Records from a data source
* * *

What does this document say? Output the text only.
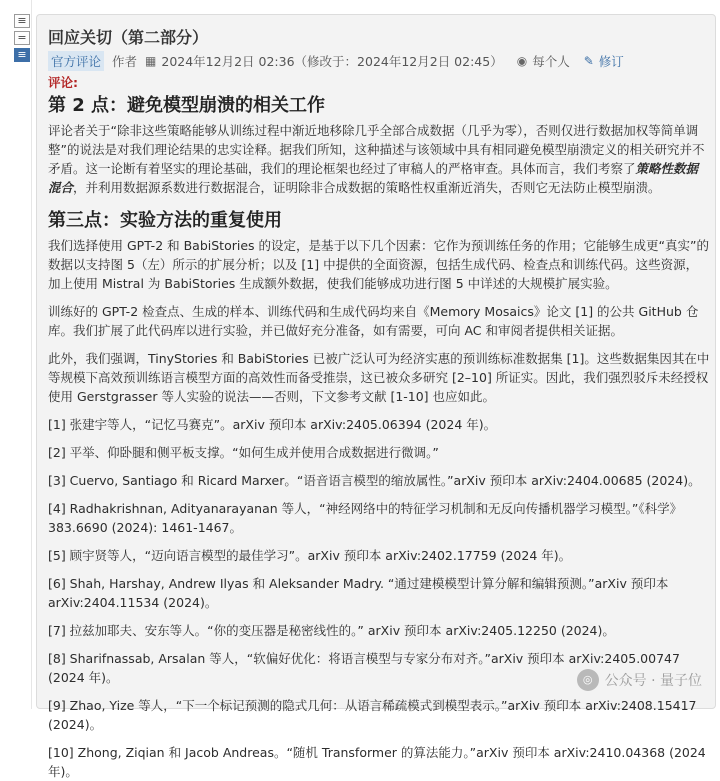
≡
=
≡
回应关切（第二部分）
官方评论 作者 ▦ 2024年12月2日 02:36（修改于：2024年12月2日 02:45） ◉ 每个人 ✎ 修订
评论:
第 2 点：避免模型崩溃的相关工作

评论者关于“除非这些策略能够从训练过程中渐近地移除几乎全部合成数据（几乎为零），否则仅进行数据加权等简单调整”的说法是对我们理论结果的忠实诠释。据我们所知，这种描述与该领域中具有相同避免模型崩溃定义的相关研究并不矛盾。这一论断有着坚实的理论基础，我们的理论框架也经过了审稿人的严格审查。具体而言，我们考察了策略性数据混合，并利用数据源系数进行数据混合，证明除非合成数据的策略性权重渐近消失，否则它无法防止模型崩溃。

第三点：实验方法的重复使用

我们选择使用 GPT-2 和 BabiStories 的设定，是基于以下几个因素：它作为预训练任务的作用；它能够生成更“真实”的数据以支持图 5（左）所示的扩展分析；以及 [1] 中提供的全面资源，包括生成代码、检查点和训练代码。这些资源，加上使用 Mistral 为 BabiStories 生成额外数据，使我们能够成功进行图 5 中详述的大规模扩展实验。

训练好的 GPT-2 检查点、生成的样本、训练代码和生成代码均来自《Memory Mosaics》论文 [1] 的公共 GitHub 仓库。我们扩展了此代码库以进行实验，并已做好充分准备，如有需要，可向 AC 和审阅者提供相关证据。

此外，我们强调，TinyStories 和 BabiStories 已被广泛认可为经济实惠的预训练标准数据集 [1]。这些数据集因其在中等规模下高效预训练语言模型方面的高效性而备受推崇，这已被众多研究 [2–10] 所证实。因此，我们强烈驳斥未经授权使用 Gerstgrasser 等人实验的说法——否则，下文参考文献 [1-10] 也应如此。

[1] 张建宇等人，“记忆马赛克”。arXiv 预印本 arXiv:2405.06394 (2024 年)。

[2] 平举、仰卧腿和侧平板支撑。“如何生成并使用合成数据进行微调。”

[3] Cuervo, Santiago 和 Ricard Marxer。“语音语言模型的缩放属性。”arXiv 预印本 arXiv:2404.00685 (2024)。

[4] Radhakrishnan, Adityanarayanan 等人，“神经网络中的特征学习机制和无反向传播机器学习模型。”《科学》383.6690 (2024): 1461-1467。

[5] 顾宇贤等人，“迈向语言模型的最佳学习”。arXiv 预印本 arXiv:2402.17759 (2024 年)。

[6] Shah, Harshay, Andrew Ilyas 和 Aleksander Madry. “通过建模模型计算分解和编辑预测。”arXiv 预印本 arXiv:2404.11534 (2024)。

[7] 拉兹加耶夫、安东等人。“你的变压器是秘密线性的。” arXiv 预印本 arXiv:2405.12250 (2024)。

[8] Sharifnassab, Arsalan 等人，“软偏好优化：将语言模型与专家分布对齐。”arXiv 预印本 arXiv:2405.00747 (2024 年)。

[9] Zhao, Yize 等人，“下一个标记预测的隐式几何：从语言稀疏模式到模型表示。”arXiv 预印本 arXiv:2408.15417 (2024)。

[10] Zhong, Ziqian 和 Jacob Andreas。“随机 Transformer 的算法能力。”arXiv 预印本 arXiv:2410.04368 (2024 年)。

◎ 公众号 · 量子位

* * *

**Task prompt**. Copy all the data exactly as written, but skip any picture.

**Problem solution**.
What does this document say? Output the text only.
≡
=
≡
回应关切（第二部分）
官方评论 作者 ▦ 2024年12月2日 02:36（修改于：2024年12月2日 02:45） ◉ 每个人 ✎ 修订
评论:
第 2 点：避免模型崩溃的相关工作

评论者关于“除非这些策略能够从训练过程中渐近地移除几乎全部合成数据（几乎为零），否则仅进行数据加权等简单调整”的说法是对我们理论结果的忠实诠释。据我们所知，这种描述与该领域中具有相同避免模型崩溃定义的相关研究并不矛盾。这一论断有着坚实的理论基础，我们的理论框架也经过了审稿人的严格审查。具体而言，我们考察了策略性数据混合，并利用数据源系数进行数据混合，证明除非合成数据的策略性权重渐近消失，否则它无法防止模型崩溃。

第三点：实验方法的重复使用

我们选择使用 GPT-2 和 BabiStories 的设定，是基于以下几个因素：它作为预训练任务的作用；它能够生成更“真实”的数据以支持图 5（左）所示的扩展分析；以及 [1] 中提供的全面资源，包括生成代码、检查点和训练代码。这些资源，加上使用 Mistral 为 BabiStories 生成额外数据，使我们能够成功进行图 5 中详述的大规模扩展实验。

训练好的 GPT-2 检查点、生成的样本、训练代码和生成代码均来自《Memory Mosaics》论文 [1] 的公共 GitHub 仓库。我们扩展了此代码库以进行实验，并已做好充分准备，如有需要，可向 AC 和审阅者提供相关证据。

此外，我们强调，TinyStories 和 BabiStories 已被广泛认可为经济实惠的预训练标准数据集 [1]。这些数据集因其在中等规模下高效预训练语言模型方面的高效性而备受推崇，这已被众多研究 [2–10] 所证实。因此，我们强烈驳斥未经授权使用 Gerstgrasser 等人实验的说法——否则，下文参考文献 [1-10] 也应如此。

[1] 张建宇等人，“记忆马赛克”。arXiv 预印本 arXiv:2405.06394 (2024 年)。

[2] 平举、仰卧腿和侧平板支撑。“如何生成并使用合成数据进行微调。”

[3] Cuervo, Santiago 和 Ricard Marxer。“语音语言模型的缩放属性。”arXiv 预印本 arXiv:2404.00685 (2024)。

[4] Radhakrishnan, Adityanarayanan 等人，“神经网络中的特征学习机制和无反向传播机器学习模型。”《科学》383.6690 (2024): 1461-1467。

[5] 顾宇贤等人，“迈向语言模型的最佳学习”。arXiv 预印本 arXiv:2402.17759 (2024 年)。

[6] Shah, Harshay, Andrew Ilyas 和 Aleksander Madry. “通过建模模型计算分解和编辑预测。”arXiv 预印本 arXiv:2404.11534 (2024)。

[7] 拉兹加耶夫、安东等人。“你的变压器是秘密线性的。” arXiv 预印本 arXiv:2405.12250 (2024)。

[8] Sharifnassab, Arsalan 等人，“软偏好优化：将语言模型与专家分布对齐。”arXiv 预印本 arXiv:2405.00747 (2024 年)。

[9] Zhao, Yize 等人，“下一个标记预测的隐式几何：从语言稀疏模式到模型表示。”arXiv 预印本 arXiv:2408.15417 (2024)。

[10] Zhong, Ziqian 和 Jacob Andreas。“随机 Transformer 的算法能力。”arXiv 预印本 arXiv:2410.04368 (2024 年)。

◎ 公众号 · 量子位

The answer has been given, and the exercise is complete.